> _Short problem_:
Copy the records below exactly, leaving out every picture.

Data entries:

---

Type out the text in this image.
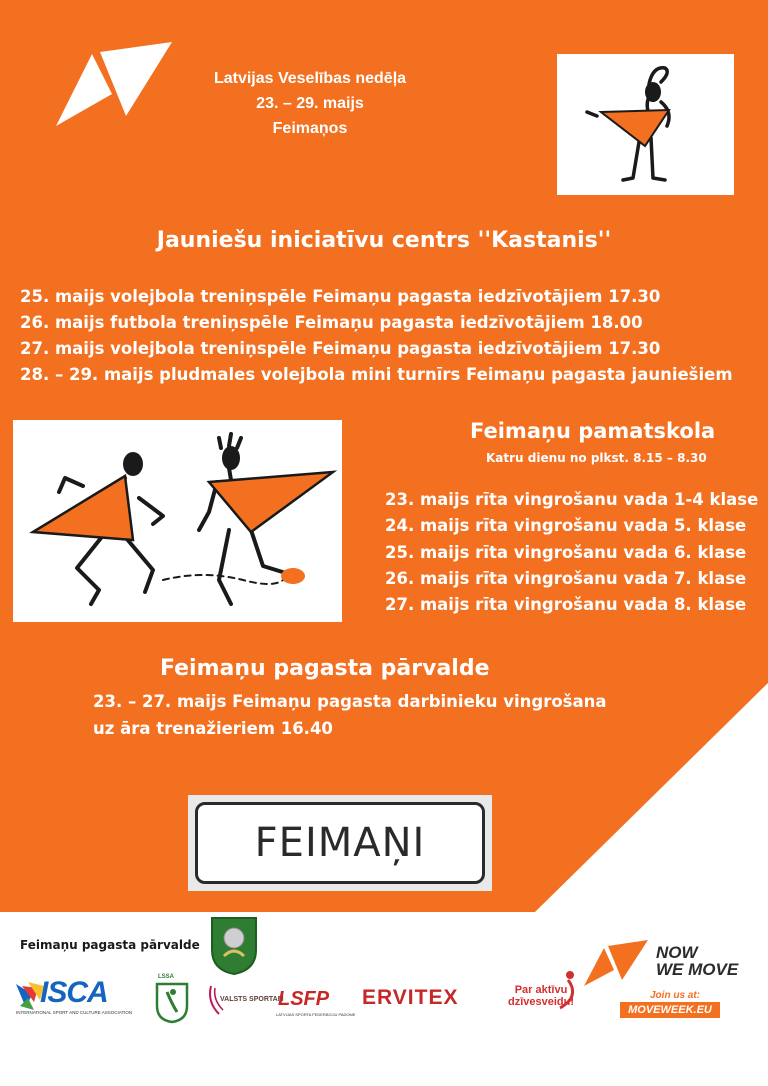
Latvijas Veselības nedēļa
23. – 29. maijs
Feimaņos
Jauniešu iniciatīvu centrs ''Kastanis''
25. maijs volejbola treniņspēle Feimaņu pagasta iedzīvotājiem 17.30
26. maijs futbola treniņspēle Feimaņu pagasta iedzīvotājiem 18.00
27. maijs volejbola treniņspēle Feimaņu pagasta iedzīvotājiem 17.30
28. – 29. maijs pludmales volejbola mini turnīrs Feimaņu pagasta jauniešiem
Feimaņu pamatskola
Katru dienu no plkst. 8.15 – 8.30
23. maijs rīta vingrošanu vada 1-4 klase
24. maijs rīta vingrošanu vada 5. klase
25. maijs rīta vingrošanu vada 6. klase
26. maijs rīta vingrošanu vada 7. klase
27. maijs rīta vingrošanu vada 8. klase
Feimaņu pagasta pārvalde
23. – 27. maijs Feimaņu pagasta darbinieku vingrošana
uz āra trenažieriem 16.40
FEIMAŅI
Feimaņu pagasta pārvalde
ISCA
INTERNATIONAL SPORT AND CULTURE ASSOCIATION
LSSA
VALSTS SPORTAM
LSFP
LATVIJAS SPORTA FEDERĀCIJU PADOME
ERVITEX	Par aktīvu
dzīvesveidu!
NOW
WE MOVE
Join us at:
MOVEWEEK.EU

---

> _Solution to this problem_:
Type out the text in this image.
Latvijas Veselības nedēļa
23. – 29. maijs
Feimaņos
Jauniešu iniciatīvu centrs ''Kastanis''
25. maijs volejbola treniņspēle Feimaņu pagasta iedzīvotājiem 17.30
26. maijs futbola treniņspēle Feimaņu pagasta iedzīvotājiem 18.00
27. maijs volejbola treniņspēle Feimaņu pagasta iedzīvotājiem 17.30
28. – 29. maijs pludmales volejbola mini turnīrs Feimaņu pagasta jauniešiem
Feimaņu pamatskola
Katru dienu no plkst. 8.15 – 8.30
23. maijs rīta vingrošanu vada 1-4 klase
24. maijs rīta vingrošanu vada 5. klase
25. maijs rīta vingrošanu vada 6. klase
26. maijs rīta vingrošanu vada 7. klase
27. maijs rīta vingrošanu vada 8. klase
Feimaņu pagasta pārvalde
23. – 27. maijs Feimaņu pagasta darbinieku vingrošana
uz āra trenažieriem 16.40
FEIMAŅI
Feimaņu pagasta pārvalde
ISCA
INTERNATIONAL SPORT AND CULTURE ASSOCIATION
LSSA
VALSTS SPORTAM
LSFP
LATVIJAS SPORTA FEDERĀCIJU PADOME
ERVITEX	Par aktīvu
dzīvesveidu!
NOW
WE MOVE
Join us at:
MOVEWEEK.EU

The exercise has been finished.